→ **Source excerpt**
Yes flobabdob - it happened in 1755 with a large M9 (or nearly 9) just off Portugal - well between Portugal, the Azores and Gibralter - about 120 miles WSW of Cape St Vincent. This was on the Azores-Gibralter-Transform Fault.
The earthquake did immense damage in Lisbon but, just like Sendai today, it was the tsunami that really did its worst. The Tagus estuary emptied revealing old shipwrecks etc and then in came the tsunami destroying all the lower town - the Royal Riberia palace went, most of the 16thC Manueline architecture, the new Opera House - along with a signficant collection of Titian, Rubens and Correggio paintings, and historical documents such as the papers of Vasco da Gama's circumnavigation of the globe.
Some 2/3rds of the city was inhabitable and whole communities in the Algarve were wiped out. In Spain there were over 1200 deaths.....

→ **To do**
**A)** In the post about the 1755 earthquake, how far from Cape St Vincent, and in which direction, did the earthquake occur?
**B)** Arrange the records, from the first line through the line containing "monitor-icon: ▣ (19, 167, 30, 179)", as a JSON list of strings with one string per line, leaving out blank lines.
The post about the 1755 earthquake and the records are separate, unrelated material.

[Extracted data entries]

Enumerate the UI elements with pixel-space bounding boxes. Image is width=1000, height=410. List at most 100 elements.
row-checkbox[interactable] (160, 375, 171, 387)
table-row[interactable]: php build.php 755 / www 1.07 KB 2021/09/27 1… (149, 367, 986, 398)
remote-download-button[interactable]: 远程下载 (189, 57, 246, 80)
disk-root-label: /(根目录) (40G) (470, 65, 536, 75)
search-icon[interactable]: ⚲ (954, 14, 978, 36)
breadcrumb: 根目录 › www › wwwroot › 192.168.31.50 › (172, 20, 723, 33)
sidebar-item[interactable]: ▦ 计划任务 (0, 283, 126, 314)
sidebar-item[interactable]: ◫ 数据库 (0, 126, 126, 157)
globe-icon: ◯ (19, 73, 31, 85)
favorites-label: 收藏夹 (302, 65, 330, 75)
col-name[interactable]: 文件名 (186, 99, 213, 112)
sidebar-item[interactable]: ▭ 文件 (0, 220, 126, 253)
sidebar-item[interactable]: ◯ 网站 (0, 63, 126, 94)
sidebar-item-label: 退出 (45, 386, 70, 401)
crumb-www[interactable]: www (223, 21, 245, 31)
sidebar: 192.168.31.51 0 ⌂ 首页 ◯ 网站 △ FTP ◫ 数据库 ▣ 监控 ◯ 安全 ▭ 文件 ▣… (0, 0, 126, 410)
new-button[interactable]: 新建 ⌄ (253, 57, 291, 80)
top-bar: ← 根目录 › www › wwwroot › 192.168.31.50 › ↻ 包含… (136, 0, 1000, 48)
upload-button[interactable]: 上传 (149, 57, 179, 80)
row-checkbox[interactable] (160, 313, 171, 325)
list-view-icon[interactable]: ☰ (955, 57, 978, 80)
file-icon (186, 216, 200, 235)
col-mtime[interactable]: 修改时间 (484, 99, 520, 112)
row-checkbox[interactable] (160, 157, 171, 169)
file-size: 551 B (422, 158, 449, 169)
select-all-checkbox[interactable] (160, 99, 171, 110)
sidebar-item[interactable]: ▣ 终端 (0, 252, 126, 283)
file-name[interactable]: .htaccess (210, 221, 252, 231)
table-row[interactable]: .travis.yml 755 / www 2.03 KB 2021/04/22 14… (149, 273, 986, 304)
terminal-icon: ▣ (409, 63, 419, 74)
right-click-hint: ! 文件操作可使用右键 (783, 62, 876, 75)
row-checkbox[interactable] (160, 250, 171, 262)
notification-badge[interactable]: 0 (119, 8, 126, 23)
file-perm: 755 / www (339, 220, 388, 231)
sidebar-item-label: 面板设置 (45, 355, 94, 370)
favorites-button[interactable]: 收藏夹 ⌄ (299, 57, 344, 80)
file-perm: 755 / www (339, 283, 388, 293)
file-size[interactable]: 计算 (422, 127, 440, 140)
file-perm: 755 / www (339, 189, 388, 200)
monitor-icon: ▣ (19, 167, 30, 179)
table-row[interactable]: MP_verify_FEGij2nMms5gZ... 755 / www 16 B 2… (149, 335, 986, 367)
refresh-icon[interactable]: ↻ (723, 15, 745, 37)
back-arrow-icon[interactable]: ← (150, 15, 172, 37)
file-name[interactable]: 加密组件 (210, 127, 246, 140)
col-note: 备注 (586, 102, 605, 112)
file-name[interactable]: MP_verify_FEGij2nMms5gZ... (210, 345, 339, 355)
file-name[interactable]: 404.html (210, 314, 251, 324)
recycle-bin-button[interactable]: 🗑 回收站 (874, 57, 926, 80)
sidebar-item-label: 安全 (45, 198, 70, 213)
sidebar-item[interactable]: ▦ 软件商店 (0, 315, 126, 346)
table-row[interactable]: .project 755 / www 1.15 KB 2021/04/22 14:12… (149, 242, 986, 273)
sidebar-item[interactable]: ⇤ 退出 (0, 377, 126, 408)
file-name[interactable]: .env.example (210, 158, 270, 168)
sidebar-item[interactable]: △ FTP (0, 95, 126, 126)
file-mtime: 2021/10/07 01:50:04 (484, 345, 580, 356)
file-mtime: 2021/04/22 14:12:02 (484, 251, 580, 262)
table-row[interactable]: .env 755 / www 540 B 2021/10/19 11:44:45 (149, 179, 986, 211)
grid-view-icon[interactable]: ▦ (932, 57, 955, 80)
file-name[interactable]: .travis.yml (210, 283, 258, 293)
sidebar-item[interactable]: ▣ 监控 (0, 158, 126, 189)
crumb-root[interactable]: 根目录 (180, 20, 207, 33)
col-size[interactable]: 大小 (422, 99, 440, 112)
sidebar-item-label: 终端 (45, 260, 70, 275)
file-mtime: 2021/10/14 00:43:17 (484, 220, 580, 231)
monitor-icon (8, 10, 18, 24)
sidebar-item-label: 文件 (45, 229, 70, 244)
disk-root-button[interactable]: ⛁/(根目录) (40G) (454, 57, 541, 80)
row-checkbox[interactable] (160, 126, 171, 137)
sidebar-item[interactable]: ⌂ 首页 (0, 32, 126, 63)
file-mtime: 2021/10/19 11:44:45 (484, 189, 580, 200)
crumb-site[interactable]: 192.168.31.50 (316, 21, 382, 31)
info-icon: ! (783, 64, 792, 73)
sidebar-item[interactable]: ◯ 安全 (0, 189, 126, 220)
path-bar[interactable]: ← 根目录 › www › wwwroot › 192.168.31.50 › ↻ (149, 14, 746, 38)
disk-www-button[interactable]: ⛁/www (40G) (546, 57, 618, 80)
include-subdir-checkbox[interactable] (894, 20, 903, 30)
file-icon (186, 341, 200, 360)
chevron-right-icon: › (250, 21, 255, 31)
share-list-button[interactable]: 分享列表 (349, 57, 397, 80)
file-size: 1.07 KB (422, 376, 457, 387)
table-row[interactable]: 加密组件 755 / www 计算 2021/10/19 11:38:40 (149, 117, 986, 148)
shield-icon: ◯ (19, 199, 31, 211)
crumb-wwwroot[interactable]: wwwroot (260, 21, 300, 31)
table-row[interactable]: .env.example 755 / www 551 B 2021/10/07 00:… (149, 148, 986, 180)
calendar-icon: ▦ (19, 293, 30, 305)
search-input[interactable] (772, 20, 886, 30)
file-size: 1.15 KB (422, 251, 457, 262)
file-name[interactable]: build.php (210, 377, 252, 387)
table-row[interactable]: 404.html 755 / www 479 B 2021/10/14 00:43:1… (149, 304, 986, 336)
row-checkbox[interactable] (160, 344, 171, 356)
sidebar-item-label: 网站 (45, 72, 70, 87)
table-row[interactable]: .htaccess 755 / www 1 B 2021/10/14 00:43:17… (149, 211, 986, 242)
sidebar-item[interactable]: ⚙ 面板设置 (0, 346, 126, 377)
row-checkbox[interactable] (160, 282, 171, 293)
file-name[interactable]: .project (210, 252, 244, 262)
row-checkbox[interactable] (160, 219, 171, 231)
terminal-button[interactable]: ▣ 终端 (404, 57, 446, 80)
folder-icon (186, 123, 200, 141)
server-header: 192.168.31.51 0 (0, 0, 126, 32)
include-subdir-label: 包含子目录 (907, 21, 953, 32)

→ **Written responses**
**A)** About 120 miles WSW of Cape St Vincent.

**B)**
[
  "Enumerate the UI elements with pixel-space bounding boxes. Image is width=1000, height=410. List at most 100 elements.",
  "row-checkbox[interactable] (160, 375, 171, 387)",
  "table-row[interactable]: php build.php 755 / www 1.07 KB 2021/09/27 1… (149, 367, 986, 398)",
  "remote-download-button[interactable]: 远程下载 (189, 57, 246, 80)",
  "disk-root-label: /(根目录) (40G) (470, 65, 536, 75)",
  "search-icon[interactable]: ⚲ (954, 14, 978, 36)",
  "breadcrumb: 根目录 › www › wwwroot › 192.168.31.50 › (172, 20, 723, 33)",
  "sidebar-item[interactable]: ▦ 计划任务 (0, 283, 126, 314)",
  "sidebar-item[interactable]: ◫ 数据库 (0, 126, 126, 157)",
  "globe-icon: ◯ (19, 73, 31, 85)",
  "favorites-label: 收藏夹 (302, 65, 330, 75)",
  "col-name[interactable]: 文件名 (186, 99, 213, 112)",
  "sidebar-item[interactable]: ▭ 文件 (0, 220, 126, 253)",
  "sidebar-item[interactable]: ◯ 网站 (0, 63, 126, 94)",
  "sidebar-item-label: 退出 (45, 386, 70, 401)",
  "crumb-www[interactable]: www (223, 21, 245, 31)",
  "sidebar: 192.168.31.51 0 ⌂ 首页 ◯ 网站 △ FTP ◫ 数据库 ▣ 监控 ◯ 安全 ▭ 文件 ▣… (0, 0, 126, 410)",
  "new-button[interactable]: 新建 ⌄ (253, 57, 291, 80)",
  "top-bar: ← 根目录 › www › wwwroot › 192.168.31.50 › ↻ 包含… (136, 0, 1000, 48)",
  "upload-button[interactable]: 上传 (149, 57, 179, 80)",
  "row-checkbox[interactable] (160, 313, 171, 325)",
  "list-view-icon[interactable]: ☰ (955, 57, 978, 80)",
  "file-icon (186, 216, 200, 235)",
  "col-mtime[interactable]: 修改时间 (484, 99, 520, 112)",
  "row-checkbox[interactable] (160, 157, 171, 169)",
  "file-size: 551 B (422, 158, 449, 169)",
  "select-all-checkbox[interactable] (160, 99, 171, 110)",
  "sidebar-item[interactable]: ▣ 终端 (0, 252, 126, 283)",
  "file-name[interactable]: .htaccess (210, 221, 252, 231)",
  "table-row[interactable]: .travis.yml 755 / www 2.03 KB 2021/04/22 14… (149, 273, 986, 304)",
  "terminal-icon: ▣ (409, 63, 419, 74)",
  "right-click-hint: ! 文件操作可使用右键 (783, 62, 876, 75)",
  "row-checkbox[interactable] (160, 250, 171, 262)",
  "notification-badge[interactable]: 0 (119, 8, 126, 23)",
  "file-perm: 755 / www (339, 220, 388, 231)",
  "sidebar-item-label: 面板设置 (45, 355, 94, 370)",
  "favorites-button[interactable]: 收藏夹 ⌄ (299, 57, 344, 80)",
  "file-perm: 755 / www (339, 283, 388, 293)",
  "file-size[interactable]: 计算 (422, 127, 440, 140)",
  "file-perm: 755 / www (339, 189, 388, 200)",
  "monitor-icon: ▣ (19, 167, 30, 179)"
]